(Data entries for graphics)
______

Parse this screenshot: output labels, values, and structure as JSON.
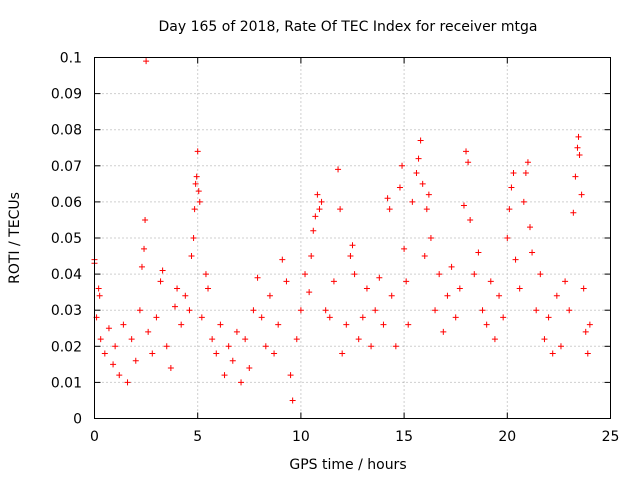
{
  "chart_data": {
    "type": "scatter",
    "title": "Day 165 of 2018, Rate Of TEC Index for receiver mtga",
    "xlabel": "GPS time / hours",
    "ylabel": "ROTI / TECUs",
    "xlim": [
      0,
      25
    ],
    "ylim": [
      0,
      0.1
    ],
    "xticks": [
      0,
      5,
      10,
      15,
      20,
      25
    ],
    "yticks": [
      0,
      0.01,
      0.02,
      0.03,
      0.04,
      0.05,
      0.06,
      0.07,
      0.08,
      0.09,
      0.1
    ],
    "xtick_labels": [
      "0",
      "5",
      "10",
      "15",
      "20",
      "25"
    ],
    "ytick_labels": [
      "0",
      "0.01",
      "0.02",
      "0.03",
      "0.04",
      "0.05",
      "0.06",
      "0.07",
      "0.08",
      "0.09",
      "0.1"
    ],
    "grid": true,
    "marker": "+",
    "color": "#ff0000",
    "series": [
      {
        "name": "ROTI",
        "points": [
          [
            0.0,
            0.044
          ],
          [
            0.0,
            0.043
          ],
          [
            0.1,
            0.028
          ],
          [
            0.2,
            0.036
          ],
          [
            0.25,
            0.034
          ],
          [
            0.3,
            0.022
          ],
          [
            0.5,
            0.018
          ],
          [
            0.7,
            0.025
          ],
          [
            0.9,
            0.015
          ],
          [
            1.0,
            0.02
          ],
          [
            1.2,
            0.012
          ],
          [
            1.4,
            0.026
          ],
          [
            1.6,
            0.01
          ],
          [
            1.8,
            0.022
          ],
          [
            2.0,
            0.016
          ],
          [
            2.2,
            0.03
          ],
          [
            2.3,
            0.042
          ],
          [
            2.4,
            0.047
          ],
          [
            2.45,
            0.055
          ],
          [
            2.5,
            0.099
          ],
          [
            2.6,
            0.024
          ],
          [
            2.8,
            0.018
          ],
          [
            3.0,
            0.028
          ],
          [
            3.2,
            0.038
          ],
          [
            3.3,
            0.041
          ],
          [
            3.5,
            0.02
          ],
          [
            3.7,
            0.014
          ],
          [
            3.9,
            0.031
          ],
          [
            4.0,
            0.036
          ],
          [
            4.2,
            0.026
          ],
          [
            4.4,
            0.034
          ],
          [
            4.6,
            0.03
          ],
          [
            4.7,
            0.045
          ],
          [
            4.8,
            0.05
          ],
          [
            4.85,
            0.058
          ],
          [
            4.9,
            0.065
          ],
          [
            4.95,
            0.067
          ],
          [
            5.0,
            0.074
          ],
          [
            5.05,
            0.063
          ],
          [
            5.1,
            0.06
          ],
          [
            5.2,
            0.028
          ],
          [
            5.4,
            0.04
          ],
          [
            5.5,
            0.036
          ],
          [
            5.7,
            0.022
          ],
          [
            5.9,
            0.018
          ],
          [
            6.1,
            0.026
          ],
          [
            6.3,
            0.012
          ],
          [
            6.5,
            0.02
          ],
          [
            6.7,
            0.016
          ],
          [
            6.9,
            0.024
          ],
          [
            7.1,
            0.01
          ],
          [
            7.3,
            0.022
          ],
          [
            7.5,
            0.014
          ],
          [
            7.7,
            0.03
          ],
          [
            7.9,
            0.039
          ],
          [
            8.1,
            0.028
          ],
          [
            8.3,
            0.02
          ],
          [
            8.5,
            0.034
          ],
          [
            8.7,
            0.018
          ],
          [
            8.9,
            0.026
          ],
          [
            9.1,
            0.044
          ],
          [
            9.3,
            0.038
          ],
          [
            9.5,
            0.012
          ],
          [
            9.6,
            0.005
          ],
          [
            9.8,
            0.022
          ],
          [
            10.0,
            0.03
          ],
          [
            10.2,
            0.04
          ],
          [
            10.4,
            0.035
          ],
          [
            10.5,
            0.045
          ],
          [
            10.6,
            0.052
          ],
          [
            10.7,
            0.056
          ],
          [
            10.8,
            0.062
          ],
          [
            10.9,
            0.058
          ],
          [
            11.0,
            0.06
          ],
          [
            11.2,
            0.03
          ],
          [
            11.4,
            0.028
          ],
          [
            11.6,
            0.038
          ],
          [
            11.8,
            0.069
          ],
          [
            11.9,
            0.058
          ],
          [
            12.0,
            0.018
          ],
          [
            12.2,
            0.026
          ],
          [
            12.4,
            0.045
          ],
          [
            12.5,
            0.048
          ],
          [
            12.6,
            0.04
          ],
          [
            12.8,
            0.022
          ],
          [
            13.0,
            0.028
          ],
          [
            13.2,
            0.036
          ],
          [
            13.4,
            0.02
          ],
          [
            13.6,
            0.03
          ],
          [
            13.8,
            0.039
          ],
          [
            14.0,
            0.026
          ],
          [
            14.2,
            0.061
          ],
          [
            14.3,
            0.058
          ],
          [
            14.4,
            0.034
          ],
          [
            14.6,
            0.02
          ],
          [
            14.8,
            0.064
          ],
          [
            14.9,
            0.07
          ],
          [
            15.0,
            0.047
          ],
          [
            15.1,
            0.038
          ],
          [
            15.2,
            0.026
          ],
          [
            15.4,
            0.06
          ],
          [
            15.6,
            0.068
          ],
          [
            15.7,
            0.072
          ],
          [
            15.8,
            0.077
          ],
          [
            15.9,
            0.065
          ],
          [
            16.0,
            0.045
          ],
          [
            16.1,
            0.058
          ],
          [
            16.2,
            0.062
          ],
          [
            16.3,
            0.05
          ],
          [
            16.5,
            0.03
          ],
          [
            16.7,
            0.04
          ],
          [
            16.9,
            0.024
          ],
          [
            17.1,
            0.034
          ],
          [
            17.3,
            0.042
          ],
          [
            17.5,
            0.028
          ],
          [
            17.7,
            0.036
          ],
          [
            17.9,
            0.059
          ],
          [
            18.0,
            0.074
          ],
          [
            18.1,
            0.071
          ],
          [
            18.2,
            0.055
          ],
          [
            18.4,
            0.04
          ],
          [
            18.6,
            0.046
          ],
          [
            18.8,
            0.03
          ],
          [
            19.0,
            0.026
          ],
          [
            19.2,
            0.038
          ],
          [
            19.4,
            0.022
          ],
          [
            19.6,
            0.034
          ],
          [
            19.8,
            0.028
          ],
          [
            20.0,
            0.05
          ],
          [
            20.1,
            0.058
          ],
          [
            20.2,
            0.064
          ],
          [
            20.3,
            0.068
          ],
          [
            20.4,
            0.044
          ],
          [
            20.6,
            0.036
          ],
          [
            20.8,
            0.06
          ],
          [
            20.9,
            0.068
          ],
          [
            21.0,
            0.071
          ],
          [
            21.1,
            0.053
          ],
          [
            21.2,
            0.046
          ],
          [
            21.4,
            0.03
          ],
          [
            21.6,
            0.04
          ],
          [
            21.8,
            0.022
          ],
          [
            22.0,
            0.028
          ],
          [
            22.2,
            0.018
          ],
          [
            22.4,
            0.034
          ],
          [
            22.6,
            0.02
          ],
          [
            22.8,
            0.038
          ],
          [
            23.0,
            0.03
          ],
          [
            23.2,
            0.057
          ],
          [
            23.3,
            0.067
          ],
          [
            23.4,
            0.075
          ],
          [
            23.45,
            0.078
          ],
          [
            23.5,
            0.073
          ],
          [
            23.6,
            0.062
          ],
          [
            23.7,
            0.036
          ],
          [
            23.8,
            0.024
          ],
          [
            23.9,
            0.018
          ],
          [
            24.0,
            0.026
          ]
        ]
      }
    ]
  }
}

______

# [EXERCISE DIRECTIONS]
Repeat the data exactly, dropping every picture it holds.

# [THE REPLY]
Parse this screenshot: output labels, values, and structure as JSON.
{
  "chart_data": {
    "type": "scatter",
    "title": "Day 165 of 2018, Rate Of TEC Index for receiver mtga",
    "xlabel": "GPS time / hours",
    "ylabel": "ROTI / TECUs",
    "xlim": [
      0,
      25
    ],
    "ylim": [
      0,
      0.1
    ],
    "xticks": [
      0,
      5,
      10,
      15,
      20,
      25
    ],
    "yticks": [
      0,
      0.01,
      0.02,
      0.03,
      0.04,
      0.05,
      0.06,
      0.07,
      0.08,
      0.09,
      0.1
    ],
    "xtick_labels": [
      "0",
      "5",
      "10",
      "15",
      "20",
      "25"
    ],
    "ytick_labels": [
      "0",
      "0.01",
      "0.02",
      "0.03",
      "0.04",
      "0.05",
      "0.06",
      "0.07",
      "0.08",
      "0.09",
      "0.1"
    ],
    "grid": true,
    "marker": "+",
    "color": "#ff0000",
    "series": [
      {
        "name": "ROTI",
        "points": [
          [
            0.0,
            0.044
          ],
          [
            0.0,
            0.043
          ],
          [
            0.1,
            0.028
          ],
          [
            0.2,
            0.036
          ],
          [
            0.25,
            0.034
          ],
          [
            0.3,
            0.022
          ],
          [
            0.5,
            0.018
          ],
          [
            0.7,
            0.025
          ],
          [
            0.9,
            0.015
          ],
          [
            1.0,
            0.02
          ],
          [
            1.2,
            0.012
          ],
          [
            1.4,
            0.026
          ],
          [
            1.6,
            0.01
          ],
          [
            1.8,
            0.022
          ],
          [
            2.0,
            0.016
          ],
          [
            2.2,
            0.03
          ],
          [
            2.3,
            0.042
          ],
          [
            2.4,
            0.047
          ],
          [
            2.45,
            0.055
          ],
          [
            2.5,
            0.099
          ],
          [
            2.6,
            0.024
          ],
          [
            2.8,
            0.018
          ],
          [
            3.0,
            0.028
          ],
          [
            3.2,
            0.038
          ],
          [
            3.3,
            0.041
          ],
          [
            3.5,
            0.02
          ],
          [
            3.7,
            0.014
          ],
          [
            3.9,
            0.031
          ],
          [
            4.0,
            0.036
          ],
          [
            4.2,
            0.026
          ],
          [
            4.4,
            0.034
          ],
          [
            4.6,
            0.03
          ],
          [
            4.7,
            0.045
          ],
          [
            4.8,
            0.05
          ],
          [
            4.85,
            0.058
          ],
          [
            4.9,
            0.065
          ],
          [
            4.95,
            0.067
          ],
          [
            5.0,
            0.074
          ],
          [
            5.05,
            0.063
          ],
          [
            5.1,
            0.06
          ],
          [
            5.2,
            0.028
          ],
          [
            5.4,
            0.04
          ],
          [
            5.5,
            0.036
          ],
          [
            5.7,
            0.022
          ],
          [
            5.9,
            0.018
          ],
          [
            6.1,
            0.026
          ],
          [
            6.3,
            0.012
          ],
          [
            6.5,
            0.02
          ],
          [
            6.7,
            0.016
          ],
          [
            6.9,
            0.024
          ],
          [
            7.1,
            0.01
          ],
          [
            7.3,
            0.022
          ],
          [
            7.5,
            0.014
          ],
          [
            7.7,
            0.03
          ],
          [
            7.9,
            0.039
          ],
          [
            8.1,
            0.028
          ],
          [
            8.3,
            0.02
          ],
          [
            8.5,
            0.034
          ],
          [
            8.7,
            0.018
          ],
          [
            8.9,
            0.026
          ],
          [
            9.1,
            0.044
          ],
          [
            9.3,
            0.038
          ],
          [
            9.5,
            0.012
          ],
          [
            9.6,
            0.005
          ],
          [
            9.8,
            0.022
          ],
          [
            10.0,
            0.03
          ],
          [
            10.2,
            0.04
          ],
          [
            10.4,
            0.035
          ],
          [
            10.5,
            0.045
          ],
          [
            10.6,
            0.052
          ],
          [
            10.7,
            0.056
          ],
          [
            10.8,
            0.062
          ],
          [
            10.9,
            0.058
          ],
          [
            11.0,
            0.06
          ],
          [
            11.2,
            0.03
          ],
          [
            11.4,
            0.028
          ],
          [
            11.6,
            0.038
          ],
          [
            11.8,
            0.069
          ],
          [
            11.9,
            0.058
          ],
          [
            12.0,
            0.018
          ],
          [
            12.2,
            0.026
          ],
          [
            12.4,
            0.045
          ],
          [
            12.5,
            0.048
          ],
          [
            12.6,
            0.04
          ],
          [
            12.8,
            0.022
          ],
          [
            13.0,
            0.028
          ],
          [
            13.2,
            0.036
          ],
          [
            13.4,
            0.02
          ],
          [
            13.6,
            0.03
          ],
          [
            13.8,
            0.039
          ],
          [
            14.0,
            0.026
          ],
          [
            14.2,
            0.061
          ],
          [
            14.3,
            0.058
          ],
          [
            14.4,
            0.034
          ],
          [
            14.6,
            0.02
          ],
          [
            14.8,
            0.064
          ],
          [
            14.9,
            0.07
          ],
          [
            15.0,
            0.047
          ],
          [
            15.1,
            0.038
          ],
          [
            15.2,
            0.026
          ],
          [
            15.4,
            0.06
          ],
          [
            15.6,
            0.068
          ],
          [
            15.7,
            0.072
          ],
          [
            15.8,
            0.077
          ],
          [
            15.9,
            0.065
          ],
          [
            16.0,
            0.045
          ],
          [
            16.1,
            0.058
          ],
          [
            16.2,
            0.062
          ],
          [
            16.3,
            0.05
          ],
          [
            16.5,
            0.03
          ],
          [
            16.7,
            0.04
          ],
          [
            16.9,
            0.024
          ],
          [
            17.1,
            0.034
          ],
          [
            17.3,
            0.042
          ],
          [
            17.5,
            0.028
          ],
          [
            17.7,
            0.036
          ],
          [
            17.9,
            0.059
          ],
          [
            18.0,
            0.074
          ],
          [
            18.1,
            0.071
          ],
          [
            18.2,
            0.055
          ],
          [
            18.4,
            0.04
          ],
          [
            18.6,
            0.046
          ],
          [
            18.8,
            0.03
          ],
          [
            19.0,
            0.026
          ],
          [
            19.2,
            0.038
          ],
          [
            19.4,
            0.022
          ],
          [
            19.6,
            0.034
          ],
          [
            19.8,
            0.028
          ],
          [
            20.0,
            0.05
          ],
          [
            20.1,
            0.058
          ],
          [
            20.2,
            0.064
          ],
          [
            20.3,
            0.068
          ],
          [
            20.4,
            0.044
          ],
          [
            20.6,
            0.036
          ],
          [
            20.8,
            0.06
          ],
          [
            20.9,
            0.068
          ],
          [
            21.0,
            0.071
          ],
          [
            21.1,
            0.053
          ],
          [
            21.2,
            0.046
          ],
          [
            21.4,
            0.03
          ],
          [
            21.6,
            0.04
          ],
          [
            21.8,
            0.022
          ],
          [
            22.0,
            0.028
          ],
          [
            22.2,
            0.018
          ],
          [
            22.4,
            0.034
          ],
          [
            22.6,
            0.02
          ],
          [
            22.8,
            0.038
          ],
          [
            23.0,
            0.03
          ],
          [
            23.2,
            0.057
          ],
          [
            23.3,
            0.067
          ],
          [
            23.4,
            0.075
          ],
          [
            23.45,
            0.078
          ],
          [
            23.5,
            0.073
          ],
          [
            23.6,
            0.062
          ],
          [
            23.7,
            0.036
          ],
          [
            23.8,
            0.024
          ],
          [
            23.9,
            0.018
          ],
          [
            24.0,
            0.026
          ]
        ]
      }
    ]
  }
}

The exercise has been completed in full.